== EXERCISE BRIEF ==
Print back every record below, exactly as it stands.

────────────────

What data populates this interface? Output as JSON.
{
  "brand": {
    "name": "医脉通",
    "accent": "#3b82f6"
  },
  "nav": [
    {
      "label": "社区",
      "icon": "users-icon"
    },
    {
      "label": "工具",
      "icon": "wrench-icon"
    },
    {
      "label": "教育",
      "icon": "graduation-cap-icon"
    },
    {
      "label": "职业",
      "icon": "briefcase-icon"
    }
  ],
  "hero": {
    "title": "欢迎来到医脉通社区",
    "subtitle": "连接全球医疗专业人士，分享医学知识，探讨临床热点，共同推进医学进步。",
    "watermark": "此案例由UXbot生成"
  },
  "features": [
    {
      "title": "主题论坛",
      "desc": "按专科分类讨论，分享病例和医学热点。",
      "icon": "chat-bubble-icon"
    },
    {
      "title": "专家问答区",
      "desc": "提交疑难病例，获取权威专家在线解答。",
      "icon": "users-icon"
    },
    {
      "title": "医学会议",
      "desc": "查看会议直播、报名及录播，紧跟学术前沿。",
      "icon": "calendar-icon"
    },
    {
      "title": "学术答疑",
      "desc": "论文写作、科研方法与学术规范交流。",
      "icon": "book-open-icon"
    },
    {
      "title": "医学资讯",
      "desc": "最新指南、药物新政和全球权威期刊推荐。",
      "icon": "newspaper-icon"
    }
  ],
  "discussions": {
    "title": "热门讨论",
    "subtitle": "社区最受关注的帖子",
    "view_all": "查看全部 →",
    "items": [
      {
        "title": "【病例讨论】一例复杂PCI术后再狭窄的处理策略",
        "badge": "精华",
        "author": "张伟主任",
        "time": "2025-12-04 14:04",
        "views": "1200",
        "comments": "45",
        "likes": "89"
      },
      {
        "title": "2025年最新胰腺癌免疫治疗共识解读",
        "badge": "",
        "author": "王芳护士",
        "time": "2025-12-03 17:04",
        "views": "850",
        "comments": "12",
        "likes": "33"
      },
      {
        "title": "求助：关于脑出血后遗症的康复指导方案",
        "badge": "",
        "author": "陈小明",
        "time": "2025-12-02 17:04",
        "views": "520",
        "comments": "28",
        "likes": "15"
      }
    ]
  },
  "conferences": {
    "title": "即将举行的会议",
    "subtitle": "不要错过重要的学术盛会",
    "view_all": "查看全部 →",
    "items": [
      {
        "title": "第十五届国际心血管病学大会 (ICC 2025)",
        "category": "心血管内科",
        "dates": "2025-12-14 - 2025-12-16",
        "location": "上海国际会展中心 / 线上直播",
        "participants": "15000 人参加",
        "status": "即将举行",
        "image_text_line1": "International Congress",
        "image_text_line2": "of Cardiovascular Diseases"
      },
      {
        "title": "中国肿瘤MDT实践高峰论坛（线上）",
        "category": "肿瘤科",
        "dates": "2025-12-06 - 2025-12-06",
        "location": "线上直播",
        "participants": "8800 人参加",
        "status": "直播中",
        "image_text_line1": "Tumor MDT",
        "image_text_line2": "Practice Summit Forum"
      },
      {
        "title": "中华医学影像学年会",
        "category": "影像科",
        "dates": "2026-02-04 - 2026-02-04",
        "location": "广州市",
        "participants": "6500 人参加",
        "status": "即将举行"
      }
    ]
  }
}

────────────────

== RESULT OF THE TASK ==
What data populates this interface? Output as JSON.
{
  "brand": {
    "name": "医脉通",
    "accent": "#3b82f6"
  },
  "nav": [
    {
      "label": "社区",
      "icon": "users-icon"
    },
    {
      "label": "工具",
      "icon": "wrench-icon"
    },
    {
      "label": "教育",
      "icon": "graduation-cap-icon"
    },
    {
      "label": "职业",
      "icon": "briefcase-icon"
    }
  ],
  "hero": {
    "title": "欢迎来到医脉通社区",
    "subtitle": "连接全球医疗专业人士，分享医学知识，探讨临床热点，共同推进医学进步。",
    "watermark": "此案例由UXbot生成"
  },
  "features": [
    {
      "title": "主题论坛",
      "desc": "按专科分类讨论，分享病例和医学热点。",
      "icon": "chat-bubble-icon"
    },
    {
      "title": "专家问答区",
      "desc": "提交疑难病例，获取权威专家在线解答。",
      "icon": "users-icon"
    },
    {
      "title": "医学会议",
      "desc": "查看会议直播、报名及录播，紧跟学术前沿。",
      "icon": "calendar-icon"
    },
    {
      "title": "学术答疑",
      "desc": "论文写作、科研方法与学术规范交流。",
      "icon": "book-open-icon"
    },
    {
      "title": "医学资讯",
      "desc": "最新指南、药物新政和全球权威期刊推荐。",
      "icon": "newspaper-icon"
    }
  ],
  "discussions": {
    "title": "热门讨论",
    "subtitle": "社区最受关注的帖子",
    "view_all": "查看全部 →",
    "items": [
      {
        "title": "【病例讨论】一例复杂PCI术后再狭窄的处理策略",
        "badge": "精华",
        "author": "张伟主任",
        "time": "2025-12-04 14:04",
        "views": "1200",
        "comments": "45",
        "likes": "89"
      },
      {
        "title": "2025年最新胰腺癌免疫治疗共识解读",
        "badge": "",
        "author": "王芳护士",
        "time": "2025-12-03 17:04",
        "views": "850",
        "comments": "12",
        "likes": "33"
      },
      {
        "title": "求助：关于脑出血后遗症的康复指导方案",
        "badge": "",
        "author": "陈小明",
        "time": "2025-12-02 17:04",
        "views": "520",
        "comments": "28",
        "likes": "15"
      }
    ]
  },
  "conferences": {
    "title": "即将举行的会议",
    "subtitle": "不要错过重要的学术盛会",
    "view_all": "查看全部 →",
    "items": [
      {
        "title": "第十五届国际心血管病学大会 (ICC 2025)",
        "category": "心血管内科",
        "dates": "2025-12-14 - 2025-12-16",
        "location": "上海国际会展中心 / 线上直播",
        "participants": "15000 人参加",
        "status": "即将举行",
        "image_text_line1": "International Congress",
        "image_text_line2": "of Cardiovascular Diseases"
      },
      {
        "title": "中国肿瘤MDT实践高峰论坛（线上）",
        "category": "肿瘤科",
        "dates": "2025-12-06 - 2025-12-06",
        "location": "线上直播",
        "participants": "8800 人参加",
        "status": "直播中",
        "image_text_line1": "Tumor MDT",
        "image_text_line2": "Practice Summit Forum"
      },
      {
        "title": "中华医学影像学年会",
        "category": "影像科",
        "dates": "2026-02-04 - 2026-02-04",
        "location": "广州市",
        "participants": "6500 人参加",
        "status": "即将举行"
      }
    ]
  }
}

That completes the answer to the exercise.